**PROVIDED INFORMATION**
>> start

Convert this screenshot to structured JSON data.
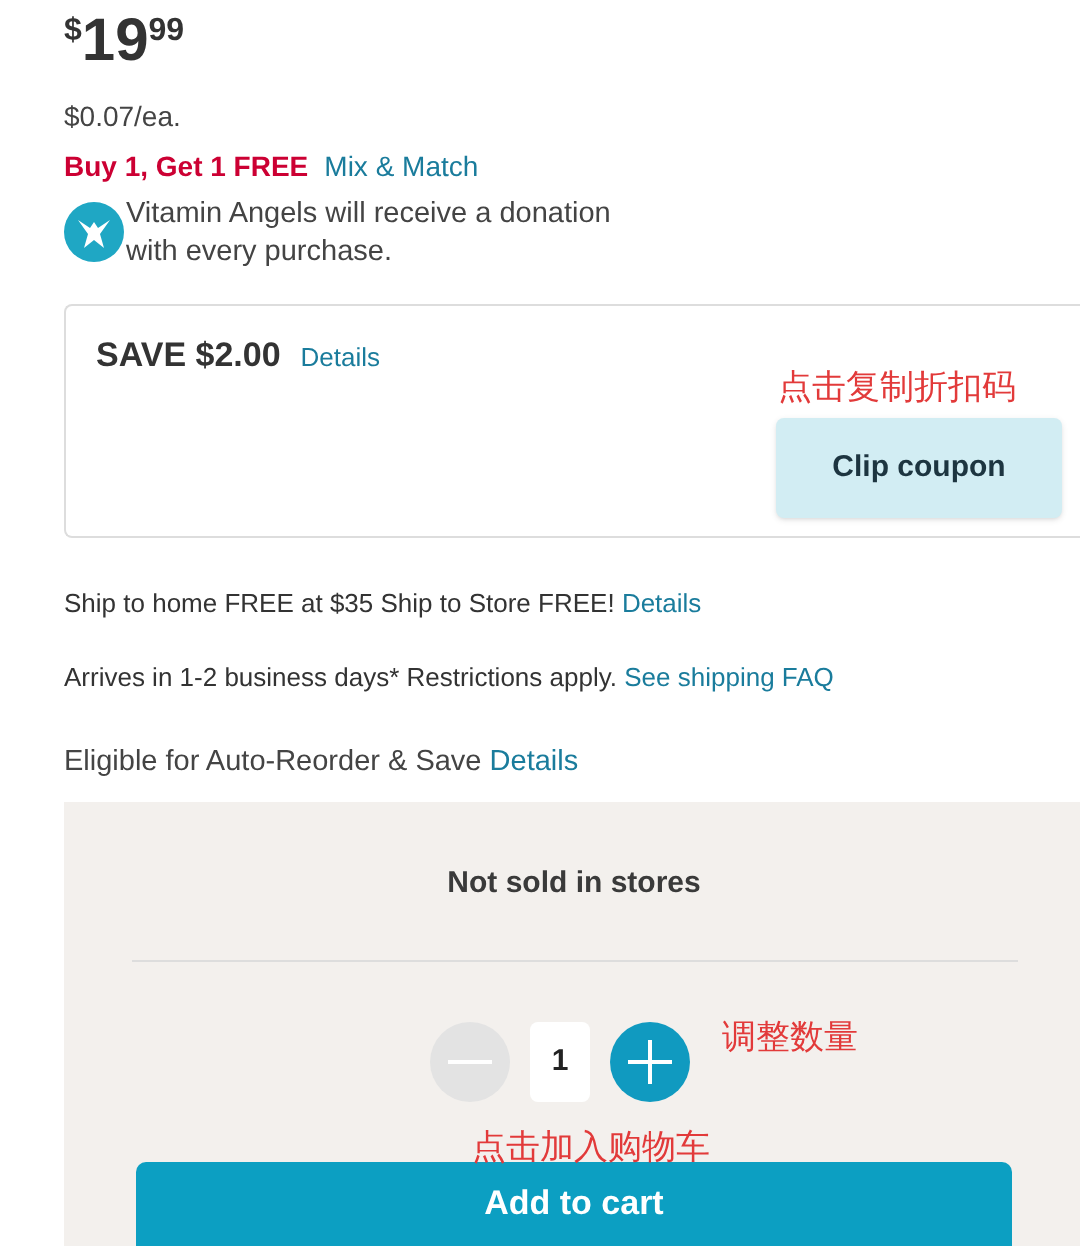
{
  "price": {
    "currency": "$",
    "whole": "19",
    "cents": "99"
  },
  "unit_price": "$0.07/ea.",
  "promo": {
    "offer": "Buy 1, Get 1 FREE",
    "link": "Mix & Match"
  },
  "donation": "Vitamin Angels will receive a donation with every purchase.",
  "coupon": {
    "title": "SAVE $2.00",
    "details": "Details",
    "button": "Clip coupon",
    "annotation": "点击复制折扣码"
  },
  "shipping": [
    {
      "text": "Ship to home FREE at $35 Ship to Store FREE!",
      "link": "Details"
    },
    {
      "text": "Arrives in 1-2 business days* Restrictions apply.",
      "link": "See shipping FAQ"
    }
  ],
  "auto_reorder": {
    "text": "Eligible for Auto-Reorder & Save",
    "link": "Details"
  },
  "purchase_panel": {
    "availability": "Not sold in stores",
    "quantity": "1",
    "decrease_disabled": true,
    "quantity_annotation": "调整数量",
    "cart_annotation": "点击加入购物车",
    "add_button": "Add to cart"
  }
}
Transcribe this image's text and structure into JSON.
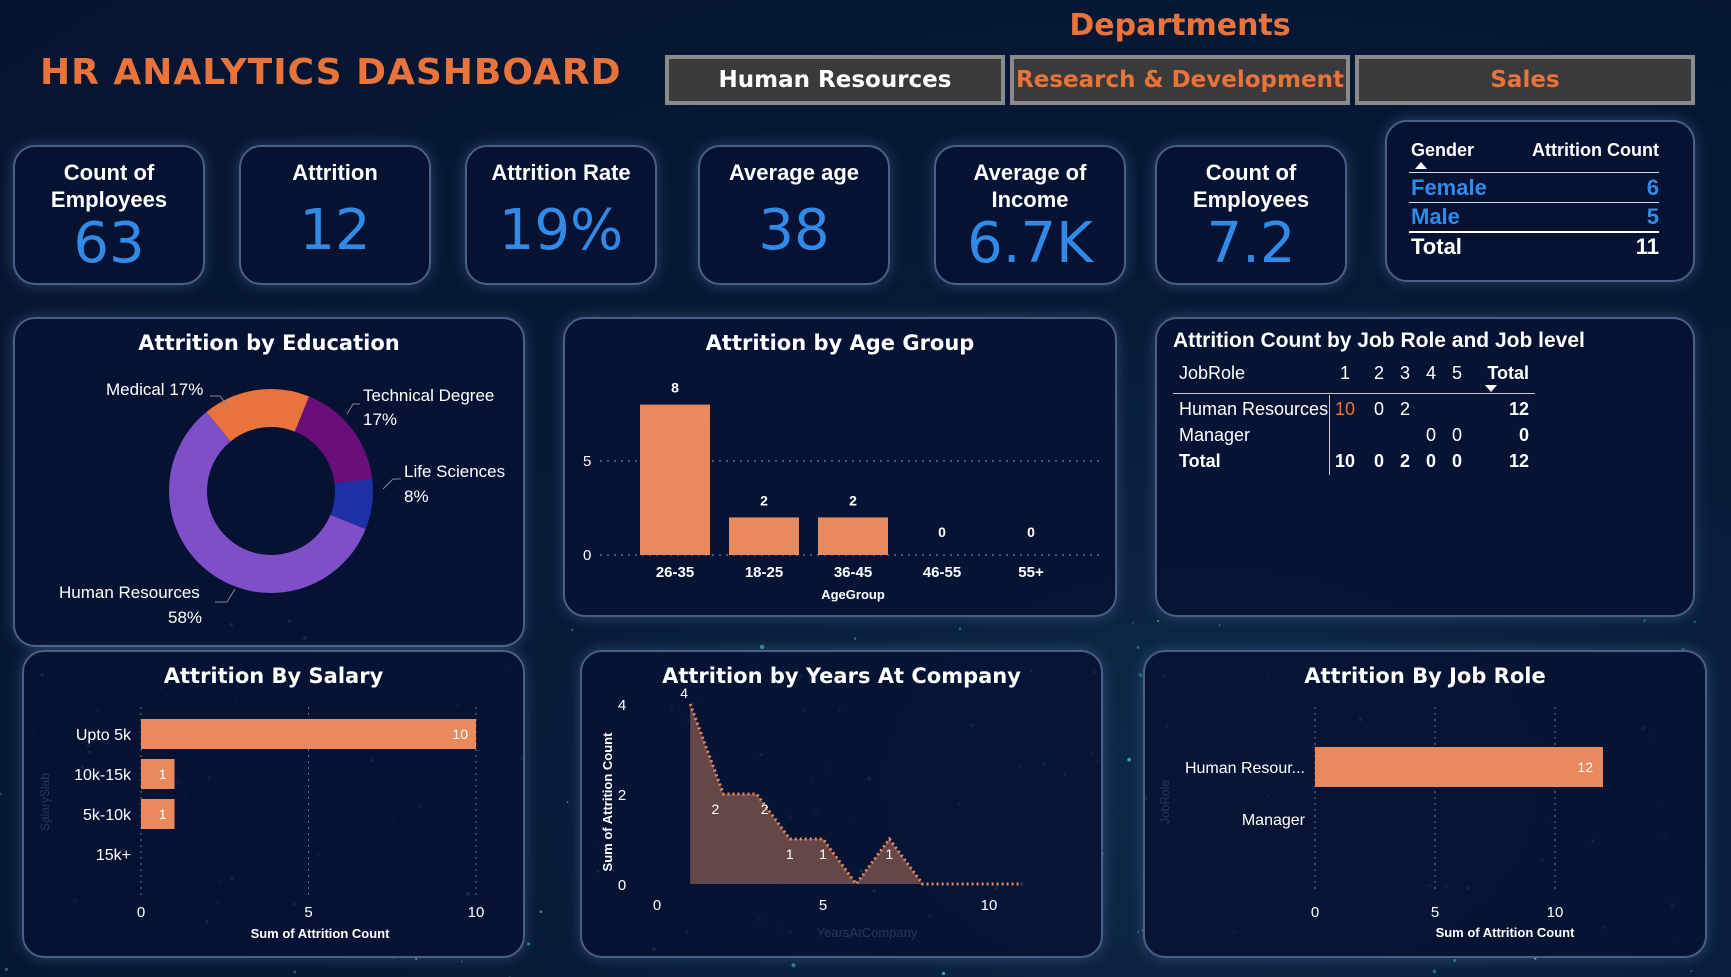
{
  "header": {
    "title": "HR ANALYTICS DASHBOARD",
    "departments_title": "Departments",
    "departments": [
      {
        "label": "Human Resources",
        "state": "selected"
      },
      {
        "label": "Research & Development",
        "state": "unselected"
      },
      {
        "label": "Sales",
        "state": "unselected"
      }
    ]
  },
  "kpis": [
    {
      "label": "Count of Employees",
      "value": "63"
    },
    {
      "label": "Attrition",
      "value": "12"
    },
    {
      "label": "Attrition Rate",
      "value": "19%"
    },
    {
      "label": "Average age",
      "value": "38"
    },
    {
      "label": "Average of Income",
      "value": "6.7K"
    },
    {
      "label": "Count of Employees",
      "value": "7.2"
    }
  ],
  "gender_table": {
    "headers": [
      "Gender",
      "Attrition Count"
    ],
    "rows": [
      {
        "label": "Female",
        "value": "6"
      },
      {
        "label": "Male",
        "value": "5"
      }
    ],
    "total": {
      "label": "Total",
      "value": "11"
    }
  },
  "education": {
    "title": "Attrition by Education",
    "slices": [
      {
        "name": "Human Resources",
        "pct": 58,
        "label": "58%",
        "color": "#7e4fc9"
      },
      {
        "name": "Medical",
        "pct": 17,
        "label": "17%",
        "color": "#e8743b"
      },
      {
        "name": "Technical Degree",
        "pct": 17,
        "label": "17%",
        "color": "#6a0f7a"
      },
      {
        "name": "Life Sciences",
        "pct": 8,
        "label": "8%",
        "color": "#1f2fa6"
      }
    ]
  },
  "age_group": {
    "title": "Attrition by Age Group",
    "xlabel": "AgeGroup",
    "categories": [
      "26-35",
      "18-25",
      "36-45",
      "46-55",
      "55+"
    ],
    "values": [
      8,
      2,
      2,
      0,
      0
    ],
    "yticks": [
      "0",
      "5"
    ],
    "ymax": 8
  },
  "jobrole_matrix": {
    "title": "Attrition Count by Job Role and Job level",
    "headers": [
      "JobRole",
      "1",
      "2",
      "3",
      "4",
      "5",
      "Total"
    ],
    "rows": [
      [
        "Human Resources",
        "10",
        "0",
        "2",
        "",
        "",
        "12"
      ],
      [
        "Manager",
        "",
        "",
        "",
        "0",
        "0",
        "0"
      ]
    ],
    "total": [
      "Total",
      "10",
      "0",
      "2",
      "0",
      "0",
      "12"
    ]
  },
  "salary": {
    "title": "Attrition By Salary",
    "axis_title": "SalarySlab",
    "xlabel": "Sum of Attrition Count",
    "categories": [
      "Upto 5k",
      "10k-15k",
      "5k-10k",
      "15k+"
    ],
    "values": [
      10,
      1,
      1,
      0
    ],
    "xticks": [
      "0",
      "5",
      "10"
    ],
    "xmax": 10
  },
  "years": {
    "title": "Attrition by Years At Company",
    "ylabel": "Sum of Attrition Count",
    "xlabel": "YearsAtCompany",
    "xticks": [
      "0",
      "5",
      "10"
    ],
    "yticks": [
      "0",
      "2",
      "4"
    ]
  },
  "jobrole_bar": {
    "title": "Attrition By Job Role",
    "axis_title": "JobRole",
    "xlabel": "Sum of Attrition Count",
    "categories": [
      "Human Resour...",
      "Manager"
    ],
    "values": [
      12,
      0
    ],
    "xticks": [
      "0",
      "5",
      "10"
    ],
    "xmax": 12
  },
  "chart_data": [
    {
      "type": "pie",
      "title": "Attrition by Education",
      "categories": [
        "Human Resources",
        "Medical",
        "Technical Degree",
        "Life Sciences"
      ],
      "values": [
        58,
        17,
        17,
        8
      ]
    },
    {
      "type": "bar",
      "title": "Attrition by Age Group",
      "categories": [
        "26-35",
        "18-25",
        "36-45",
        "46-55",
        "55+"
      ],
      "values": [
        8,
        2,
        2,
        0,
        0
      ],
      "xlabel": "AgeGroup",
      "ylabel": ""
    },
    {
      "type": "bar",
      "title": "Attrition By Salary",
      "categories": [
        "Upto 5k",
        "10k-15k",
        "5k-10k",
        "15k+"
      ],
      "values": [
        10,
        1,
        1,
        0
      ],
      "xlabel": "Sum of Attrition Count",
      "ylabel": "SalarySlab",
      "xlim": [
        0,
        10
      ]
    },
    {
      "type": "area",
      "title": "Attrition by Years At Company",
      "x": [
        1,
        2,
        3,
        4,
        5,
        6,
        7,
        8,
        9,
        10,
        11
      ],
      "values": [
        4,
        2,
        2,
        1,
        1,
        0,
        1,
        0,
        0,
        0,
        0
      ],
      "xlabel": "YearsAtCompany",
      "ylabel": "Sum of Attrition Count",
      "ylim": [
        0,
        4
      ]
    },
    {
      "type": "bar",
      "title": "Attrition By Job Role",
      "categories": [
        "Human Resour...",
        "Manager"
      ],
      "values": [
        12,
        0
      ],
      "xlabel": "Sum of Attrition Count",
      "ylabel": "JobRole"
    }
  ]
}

>> end
>> start

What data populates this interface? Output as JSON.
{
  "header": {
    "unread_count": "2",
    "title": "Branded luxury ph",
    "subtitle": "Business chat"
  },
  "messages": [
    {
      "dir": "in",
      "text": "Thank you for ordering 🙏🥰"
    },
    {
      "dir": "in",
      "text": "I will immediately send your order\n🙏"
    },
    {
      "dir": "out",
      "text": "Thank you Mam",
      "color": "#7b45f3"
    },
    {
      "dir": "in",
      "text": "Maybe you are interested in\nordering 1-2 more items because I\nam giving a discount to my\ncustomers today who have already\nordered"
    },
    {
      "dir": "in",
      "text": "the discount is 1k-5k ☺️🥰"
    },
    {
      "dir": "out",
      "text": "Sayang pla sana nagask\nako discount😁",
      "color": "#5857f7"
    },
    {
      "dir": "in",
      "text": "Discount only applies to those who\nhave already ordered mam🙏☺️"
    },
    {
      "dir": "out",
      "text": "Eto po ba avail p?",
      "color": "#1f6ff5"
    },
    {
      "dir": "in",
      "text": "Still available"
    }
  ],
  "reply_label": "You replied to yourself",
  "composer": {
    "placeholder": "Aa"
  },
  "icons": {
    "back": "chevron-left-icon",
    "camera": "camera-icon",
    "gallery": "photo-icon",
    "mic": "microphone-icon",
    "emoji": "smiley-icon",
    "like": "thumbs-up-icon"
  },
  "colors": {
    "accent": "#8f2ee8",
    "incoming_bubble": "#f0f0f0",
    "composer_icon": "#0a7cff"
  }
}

>> end

**WORK REQUIRED**
Of the lines in the data, how many contain the word "Technical"? Provide the number and nothing further.

**TASK OUTPUT**
2